INSTRUCTION A: Copy the records word for word, starting at their first line and ending with the line that contains "water-drop-icon [75, 1055, 137, 1122]".

QUOTED TEXT:
__________

This patch looks good to me, apart from Stefan's other comments. Will
you be sending a V3? I can try to merge it for this week before the hard
freeze hits.

--js
Peter Lieven Nov. 3, 2015, 7:03 a.m. UTC | #4
Am 03.11.2015 um 01:48 schrieb John Snow:
>
> On 10/12/2015 08:27 AM, Peter Lieven wrote:
>> PIO read requests on the ATAPI interface used to be sync blk requests.
>> This has two significant drawbacks. First the main loop hangs util an
>> I/O request is completed and secondly if the I/O request does not
>> complete (e.g. due to an unresponsive storage) Qemu hangs completely.
>>
>> Signed-off-by: Peter Lieven <pl@kamp.de>
>> ---
>>   hw/ide/atapi.c | 93 ++++++++++++++++++++++++++++++++++++++++++++++++++++------
>>   1 file changed, 84 insertions(+), 9 deletions(-)
>>
>> diff --git a/hw/ide/atapi.c b/hw/ide/atapi.c
>> index 747f466..2271ea2 100644
>> --- a/hw/ide/atapi.c
>> +++ b/hw/ide/atapi.c
>> @@ -105,11 +105,16 @@ static void cd_data_to_raw(uint8_t *buf, int lba)
>>       memset(buf, 0, 288);
>>   }
>>   
>> -static int cd_read_sector(IDEState *s, int lba, uint8_t *buf, int sector_size)
>> +static int
>> +cd_read_sector_sync(IDEState *s, int lba, uint8_t *buf)
>>   {
>>       int ret;
>>   
>> -    switch(sector_size) {
>> +#ifdef DEBUG_IDE_ATAPI
>> +    printf("cd_read_sector_sync: lba=%d\n", lba);
>> +#endif
>> +
>> +    switch (s->cd_sector_size) {
>>       case 2048:
>>           block_acct_start(blk_get_stats(s->blk), &s->acct,
>>                            4 * BDRV_SECTOR_SIZE, BLOCK_ACCT_READ);
>> @@ -129,9 +134,71 @@ static int cd_read_sector(IDEState *s, int lba, uint8_t *buf, int sector_size)

__________

INSTRUCTION B: Carry on the patch discussion from the point where it stops.

Region and label listings:
__________

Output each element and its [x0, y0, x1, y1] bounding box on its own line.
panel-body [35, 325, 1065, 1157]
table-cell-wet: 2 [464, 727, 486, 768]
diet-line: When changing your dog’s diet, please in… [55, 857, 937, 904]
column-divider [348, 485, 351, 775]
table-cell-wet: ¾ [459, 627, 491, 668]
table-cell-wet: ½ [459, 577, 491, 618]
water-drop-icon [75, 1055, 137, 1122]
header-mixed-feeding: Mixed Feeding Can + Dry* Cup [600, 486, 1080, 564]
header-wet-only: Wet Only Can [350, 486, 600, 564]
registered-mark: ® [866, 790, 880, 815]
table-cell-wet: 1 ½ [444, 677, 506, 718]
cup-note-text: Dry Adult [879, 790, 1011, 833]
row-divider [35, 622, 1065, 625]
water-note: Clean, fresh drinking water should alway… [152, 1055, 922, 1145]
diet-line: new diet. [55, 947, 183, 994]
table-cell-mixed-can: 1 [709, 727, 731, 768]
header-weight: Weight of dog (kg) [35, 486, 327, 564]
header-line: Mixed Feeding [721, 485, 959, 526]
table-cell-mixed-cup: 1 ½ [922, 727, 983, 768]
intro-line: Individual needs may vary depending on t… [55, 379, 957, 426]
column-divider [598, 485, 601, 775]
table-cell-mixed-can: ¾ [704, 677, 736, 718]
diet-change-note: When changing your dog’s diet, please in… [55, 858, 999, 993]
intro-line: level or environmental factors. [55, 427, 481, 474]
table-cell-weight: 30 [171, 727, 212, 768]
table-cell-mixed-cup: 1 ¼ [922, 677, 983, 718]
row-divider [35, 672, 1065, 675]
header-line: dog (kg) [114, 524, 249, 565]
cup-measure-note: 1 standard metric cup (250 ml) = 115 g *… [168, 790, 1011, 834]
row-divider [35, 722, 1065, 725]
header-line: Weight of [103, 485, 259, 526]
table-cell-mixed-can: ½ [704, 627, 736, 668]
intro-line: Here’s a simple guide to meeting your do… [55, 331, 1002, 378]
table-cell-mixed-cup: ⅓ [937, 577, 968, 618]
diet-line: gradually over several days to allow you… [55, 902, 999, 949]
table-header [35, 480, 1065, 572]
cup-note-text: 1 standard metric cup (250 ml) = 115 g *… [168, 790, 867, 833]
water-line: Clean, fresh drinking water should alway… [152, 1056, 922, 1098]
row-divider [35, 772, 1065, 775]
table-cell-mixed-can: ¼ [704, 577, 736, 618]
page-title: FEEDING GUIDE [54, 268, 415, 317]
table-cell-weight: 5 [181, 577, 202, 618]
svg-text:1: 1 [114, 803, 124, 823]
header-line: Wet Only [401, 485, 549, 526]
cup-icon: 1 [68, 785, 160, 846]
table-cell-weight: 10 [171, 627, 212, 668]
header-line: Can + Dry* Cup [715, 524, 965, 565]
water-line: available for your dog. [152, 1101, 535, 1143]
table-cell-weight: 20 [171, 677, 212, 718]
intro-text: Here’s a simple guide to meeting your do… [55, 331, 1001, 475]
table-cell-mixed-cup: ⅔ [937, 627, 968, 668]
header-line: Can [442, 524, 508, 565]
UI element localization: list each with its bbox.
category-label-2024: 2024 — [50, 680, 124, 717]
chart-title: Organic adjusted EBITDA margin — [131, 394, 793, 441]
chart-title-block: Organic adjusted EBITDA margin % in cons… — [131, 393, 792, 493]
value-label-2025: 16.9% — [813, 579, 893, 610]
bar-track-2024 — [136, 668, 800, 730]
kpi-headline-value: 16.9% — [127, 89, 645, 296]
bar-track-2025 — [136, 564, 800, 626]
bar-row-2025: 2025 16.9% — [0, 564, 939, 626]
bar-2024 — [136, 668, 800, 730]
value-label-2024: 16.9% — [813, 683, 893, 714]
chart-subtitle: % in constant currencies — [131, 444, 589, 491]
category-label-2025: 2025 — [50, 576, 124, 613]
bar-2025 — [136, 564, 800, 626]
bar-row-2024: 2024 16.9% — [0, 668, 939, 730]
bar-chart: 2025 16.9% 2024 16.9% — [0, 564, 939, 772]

__________

REPLY A:
Output each element and its [x0, y0, x1, y1] bounding box on its own line.
panel-body [35, 325, 1065, 1157]
table-cell-wet: 2 [464, 727, 486, 768]
diet-line: When changing your dog’s diet, please in… [55, 857, 937, 904]
column-divider [348, 485, 351, 775]
table-cell-wet: ¾ [459, 627, 491, 668]
table-cell-wet: ½ [459, 577, 491, 618]
water-drop-icon [75, 1055, 137, 1122]

REPLY B:
>>           ret = -EIO;
>>           break;
>>       }
>> +
>> +    if (!ret) {
>> +        s->lba++;
>> +        s->io_buffer_index = 0;
>> +    }
>> +
>>       return ret;
>>   }
>>   
>> +static void cd_read_sector_cb(void *opaque, int ret)
>> +{
>> +    IDEState *s = opaque;
>> +
>> +    block_acct_done(blk_get_stats(s->blk), &s->acct);
>> +
>> +#ifdef DEBUG_IDE_ATAPI
>> +    printf("cd_read_sector_cb: lba=%d ret=%d\n", s->lba, ret);
>> +#endif
>> +
>> +    if (ret < 0) {
>> +        ide_atapi_io_error(s, ret);
>> +        return;
>> +    }
>> +
>> +    if (s->cd_sector_size == 2352) {
>> +        cd_data_to_raw(s->io_buffer, s->lba);
>> +    }
>> +
>> +    s->lba++;
>> +    s->io_buffer_index = 0;
>> +    s->status &= ~BUSY_STAT;
>> +
>> +    ide_atapi_cmd_reply_end(s);
>> +}
>> +
>> +static int cd_read_sector(IDEState *s, int lba, void *buf)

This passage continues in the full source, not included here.